**DESCRIPTION OF THE TASK:** Set down each line of the data below exactly as it stands, dropping the pictures.

>>>

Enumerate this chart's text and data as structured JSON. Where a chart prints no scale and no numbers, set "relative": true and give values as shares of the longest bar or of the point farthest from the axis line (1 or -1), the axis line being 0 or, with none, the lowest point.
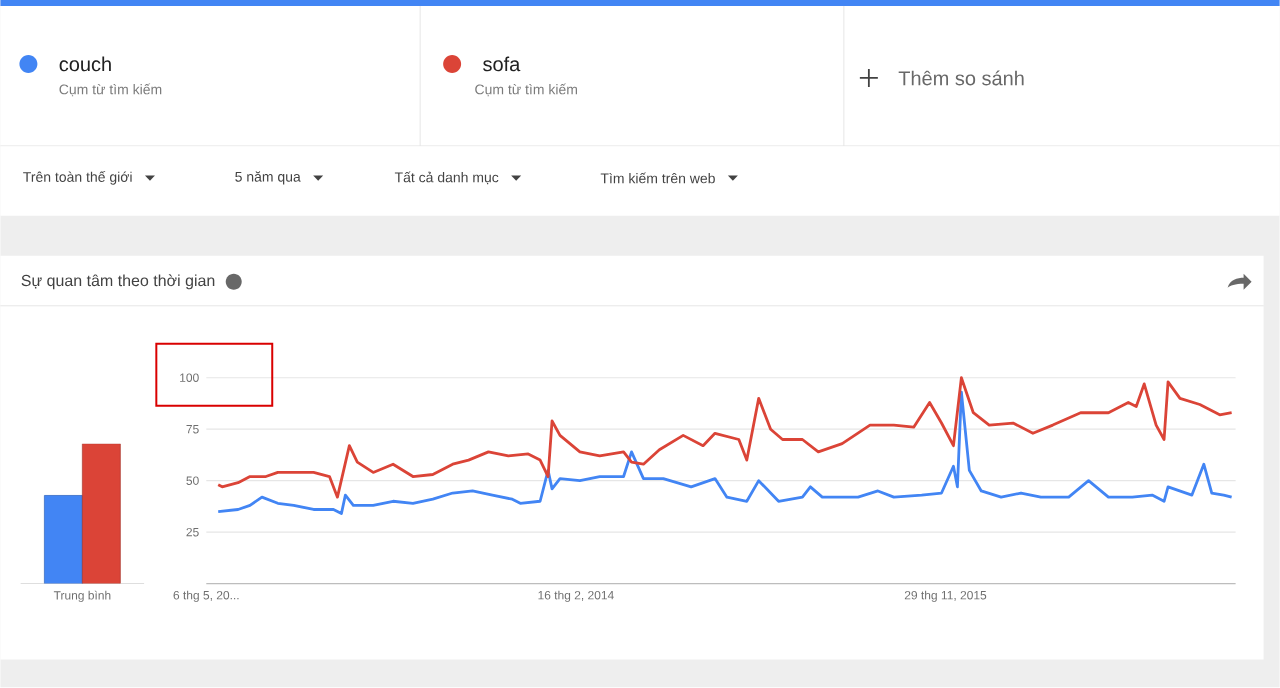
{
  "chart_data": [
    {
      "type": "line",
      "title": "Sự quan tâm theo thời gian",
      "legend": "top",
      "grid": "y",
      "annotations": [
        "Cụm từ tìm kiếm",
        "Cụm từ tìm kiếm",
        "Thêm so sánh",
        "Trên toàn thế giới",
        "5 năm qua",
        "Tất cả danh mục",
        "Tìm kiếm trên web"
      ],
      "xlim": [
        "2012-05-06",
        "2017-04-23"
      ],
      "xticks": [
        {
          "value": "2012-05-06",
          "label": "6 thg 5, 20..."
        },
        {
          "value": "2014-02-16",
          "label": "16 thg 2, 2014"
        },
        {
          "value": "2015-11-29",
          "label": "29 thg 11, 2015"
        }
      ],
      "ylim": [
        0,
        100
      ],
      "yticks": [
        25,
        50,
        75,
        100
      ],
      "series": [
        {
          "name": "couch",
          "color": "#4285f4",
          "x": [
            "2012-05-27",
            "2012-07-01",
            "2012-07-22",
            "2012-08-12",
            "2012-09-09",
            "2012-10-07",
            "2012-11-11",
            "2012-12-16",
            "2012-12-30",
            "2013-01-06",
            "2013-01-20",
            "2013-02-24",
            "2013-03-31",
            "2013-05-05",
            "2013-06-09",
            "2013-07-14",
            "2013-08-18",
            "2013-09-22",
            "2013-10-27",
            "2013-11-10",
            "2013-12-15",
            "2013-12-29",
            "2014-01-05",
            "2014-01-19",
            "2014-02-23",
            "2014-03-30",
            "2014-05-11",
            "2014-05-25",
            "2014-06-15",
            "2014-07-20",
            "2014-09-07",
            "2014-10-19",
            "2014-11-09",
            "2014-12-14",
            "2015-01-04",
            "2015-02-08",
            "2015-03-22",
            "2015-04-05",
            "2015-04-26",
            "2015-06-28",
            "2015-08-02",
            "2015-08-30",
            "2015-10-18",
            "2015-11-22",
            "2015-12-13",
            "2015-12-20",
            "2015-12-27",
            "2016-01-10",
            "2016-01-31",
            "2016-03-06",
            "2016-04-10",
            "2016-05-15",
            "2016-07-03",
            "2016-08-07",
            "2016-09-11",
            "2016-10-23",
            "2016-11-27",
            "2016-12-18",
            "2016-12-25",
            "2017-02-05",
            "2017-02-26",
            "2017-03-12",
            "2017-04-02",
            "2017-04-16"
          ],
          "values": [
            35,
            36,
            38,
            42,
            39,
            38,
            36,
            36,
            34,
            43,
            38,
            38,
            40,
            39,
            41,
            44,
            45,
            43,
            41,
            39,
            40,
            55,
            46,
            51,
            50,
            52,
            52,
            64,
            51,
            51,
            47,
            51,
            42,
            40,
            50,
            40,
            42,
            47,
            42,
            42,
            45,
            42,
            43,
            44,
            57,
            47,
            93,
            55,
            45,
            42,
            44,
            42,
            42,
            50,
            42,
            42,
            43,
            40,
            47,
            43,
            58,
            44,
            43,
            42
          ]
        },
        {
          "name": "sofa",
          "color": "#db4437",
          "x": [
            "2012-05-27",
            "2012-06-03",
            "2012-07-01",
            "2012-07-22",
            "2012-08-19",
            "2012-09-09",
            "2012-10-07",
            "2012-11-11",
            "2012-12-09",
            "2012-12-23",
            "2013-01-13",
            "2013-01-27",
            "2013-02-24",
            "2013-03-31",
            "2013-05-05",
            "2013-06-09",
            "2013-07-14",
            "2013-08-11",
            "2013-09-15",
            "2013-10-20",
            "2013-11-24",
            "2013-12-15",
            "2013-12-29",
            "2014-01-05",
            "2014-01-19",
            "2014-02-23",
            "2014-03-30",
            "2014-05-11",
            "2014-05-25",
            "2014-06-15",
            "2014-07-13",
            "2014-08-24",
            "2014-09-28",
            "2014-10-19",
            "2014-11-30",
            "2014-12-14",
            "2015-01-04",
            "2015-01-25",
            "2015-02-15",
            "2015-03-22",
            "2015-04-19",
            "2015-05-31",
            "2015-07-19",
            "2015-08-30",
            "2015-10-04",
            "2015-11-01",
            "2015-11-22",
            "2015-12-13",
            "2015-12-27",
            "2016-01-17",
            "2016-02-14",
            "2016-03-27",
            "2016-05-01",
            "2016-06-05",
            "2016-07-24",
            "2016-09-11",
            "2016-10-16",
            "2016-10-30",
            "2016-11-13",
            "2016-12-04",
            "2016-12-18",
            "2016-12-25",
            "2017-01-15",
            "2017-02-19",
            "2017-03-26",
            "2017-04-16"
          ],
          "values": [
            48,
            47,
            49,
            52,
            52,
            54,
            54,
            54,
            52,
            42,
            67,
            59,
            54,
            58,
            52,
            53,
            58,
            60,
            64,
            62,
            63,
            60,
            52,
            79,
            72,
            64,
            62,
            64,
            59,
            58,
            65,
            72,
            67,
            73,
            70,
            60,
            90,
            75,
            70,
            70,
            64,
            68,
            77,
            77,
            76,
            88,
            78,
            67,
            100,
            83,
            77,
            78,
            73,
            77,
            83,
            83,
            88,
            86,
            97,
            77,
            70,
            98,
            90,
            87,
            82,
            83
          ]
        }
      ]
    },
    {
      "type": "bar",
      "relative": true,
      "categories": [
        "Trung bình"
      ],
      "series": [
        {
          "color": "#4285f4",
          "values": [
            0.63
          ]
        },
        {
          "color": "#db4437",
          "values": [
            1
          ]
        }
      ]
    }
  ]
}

<<<

**THE RESULT:**
Enumerate this chart's text and data as structured JSON. Where a chart prints no scale and no numbers, set "relative": true and give values as shares of the longest bar or of the point farthest from the axis line (1 or -1), the axis line being 0 or, with none, the lowest point.
{
  "chart_data": [
    {
      "type": "line",
      "title": "Sự quan tâm theo thời gian",
      "legend": "top",
      "grid": "y",
      "annotations": [
        "Cụm từ tìm kiếm",
        "Cụm từ tìm kiếm",
        "Thêm so sánh",
        "Trên toàn thế giới",
        "5 năm qua",
        "Tất cả danh mục",
        "Tìm kiếm trên web"
      ],
      "xlim": [
        "2012-05-06",
        "2017-04-23"
      ],
      "xticks": [
        {
          "value": "2012-05-06",
          "label": "6 thg 5, 20..."
        },
        {
          "value": "2014-02-16",
          "label": "16 thg 2, 2014"
        },
        {
          "value": "2015-11-29",
          "label": "29 thg 11, 2015"
        }
      ],
      "ylim": [
        0,
        100
      ],
      "yticks": [
        25,
        50,
        75,
        100
      ],
      "series": [
        {
          "name": "couch",
          "color": "#4285f4",
          "x": [
            "2012-05-27",
            "2012-07-01",
            "2012-07-22",
            "2012-08-12",
            "2012-09-09",
            "2012-10-07",
            "2012-11-11",
            "2012-12-16",
            "2012-12-30",
            "2013-01-06",
            "2013-01-20",
            "2013-02-24",
            "2013-03-31",
            "2013-05-05",
            "2013-06-09",
            "2013-07-14",
            "2013-08-18",
            "2013-09-22",
            "2013-10-27",
            "2013-11-10",
            "2013-12-15",
            "2013-12-29",
            "2014-01-05",
            "2014-01-19",
            "2014-02-23",
            "2014-03-30",
            "2014-05-11",
            "2014-05-25",
            "2014-06-15",
            "2014-07-20",
            "2014-09-07",
            "2014-10-19",
            "2014-11-09",
            "2014-12-14",
            "2015-01-04",
            "2015-02-08",
            "2015-03-22",
            "2015-04-05",
            "2015-04-26",
            "2015-06-28",
            "2015-08-02",
            "2015-08-30",
            "2015-10-18",
            "2015-11-22",
            "2015-12-13",
            "2015-12-20",
            "2015-12-27",
            "2016-01-10",
            "2016-01-31",
            "2016-03-06",
            "2016-04-10",
            "2016-05-15",
            "2016-07-03",
            "2016-08-07",
            "2016-09-11",
            "2016-10-23",
            "2016-11-27",
            "2016-12-18",
            "2016-12-25",
            "2017-02-05",
            "2017-02-26",
            "2017-03-12",
            "2017-04-02",
            "2017-04-16"
          ],
          "values": [
            35,
            36,
            38,
            42,
            39,
            38,
            36,
            36,
            34,
            43,
            38,
            38,
            40,
            39,
            41,
            44,
            45,
            43,
            41,
            39,
            40,
            55,
            46,
            51,
            50,
            52,
            52,
            64,
            51,
            51,
            47,
            51,
            42,
            40,
            50,
            40,
            42,
            47,
            42,
            42,
            45,
            42,
            43,
            44,
            57,
            47,
            93,
            55,
            45,
            42,
            44,
            42,
            42,
            50,
            42,
            42,
            43,
            40,
            47,
            43,
            58,
            44,
            43,
            42
          ]
        },
        {
          "name": "sofa",
          "color": "#db4437",
          "x": [
            "2012-05-27",
            "2012-06-03",
            "2012-07-01",
            "2012-07-22",
            "2012-08-19",
            "2012-09-09",
            "2012-10-07",
            "2012-11-11",
            "2012-12-09",
            "2012-12-23",
            "2013-01-13",
            "2013-01-27",
            "2013-02-24",
            "2013-03-31",
            "2013-05-05",
            "2013-06-09",
            "2013-07-14",
            "2013-08-11",
            "2013-09-15",
            "2013-10-20",
            "2013-11-24",
            "2013-12-15",
            "2013-12-29",
            "2014-01-05",
            "2014-01-19",
            "2014-02-23",
            "2014-03-30",
            "2014-05-11",
            "2014-05-25",
            "2014-06-15",
            "2014-07-13",
            "2014-08-24",
            "2014-09-28",
            "2014-10-19",
            "2014-11-30",
            "2014-12-14",
            "2015-01-04",
            "2015-01-25",
            "2015-02-15",
            "2015-03-22",
            "2015-04-19",
            "2015-05-31",
            "2015-07-19",
            "2015-08-30",
            "2015-10-04",
            "2015-11-01",
            "2015-11-22",
            "2015-12-13",
            "2015-12-27",
            "2016-01-17",
            "2016-02-14",
            "2016-03-27",
            "2016-05-01",
            "2016-06-05",
            "2016-07-24",
            "2016-09-11",
            "2016-10-16",
            "2016-10-30",
            "2016-11-13",
            "2016-12-04",
            "2016-12-18",
            "2016-12-25",
            "2017-01-15",
            "2017-02-19",
            "2017-03-26",
            "2017-04-16"
          ],
          "values": [
            48,
            47,
            49,
            52,
            52,
            54,
            54,
            54,
            52,
            42,
            67,
            59,
            54,
            58,
            52,
            53,
            58,
            60,
            64,
            62,
            63,
            60,
            52,
            79,
            72,
            64,
            62,
            64,
            59,
            58,
            65,
            72,
            67,
            73,
            70,
            60,
            90,
            75,
            70,
            70,
            64,
            68,
            77,
            77,
            76,
            88,
            78,
            67,
            100,
            83,
            77,
            78,
            73,
            77,
            83,
            83,
            88,
            86,
            97,
            77,
            70,
            98,
            90,
            87,
            82,
            83
          ]
        }
      ]
    },
    {
      "type": "bar",
      "relative": true,
      "categories": [
        "Trung bình"
      ],
      "series": [
        {
          "color": "#4285f4",
          "values": [
            0.63
          ]
        },
        {
          "color": "#db4437",
          "values": [
            1
          ]
        }
      ]
    }
  ]
}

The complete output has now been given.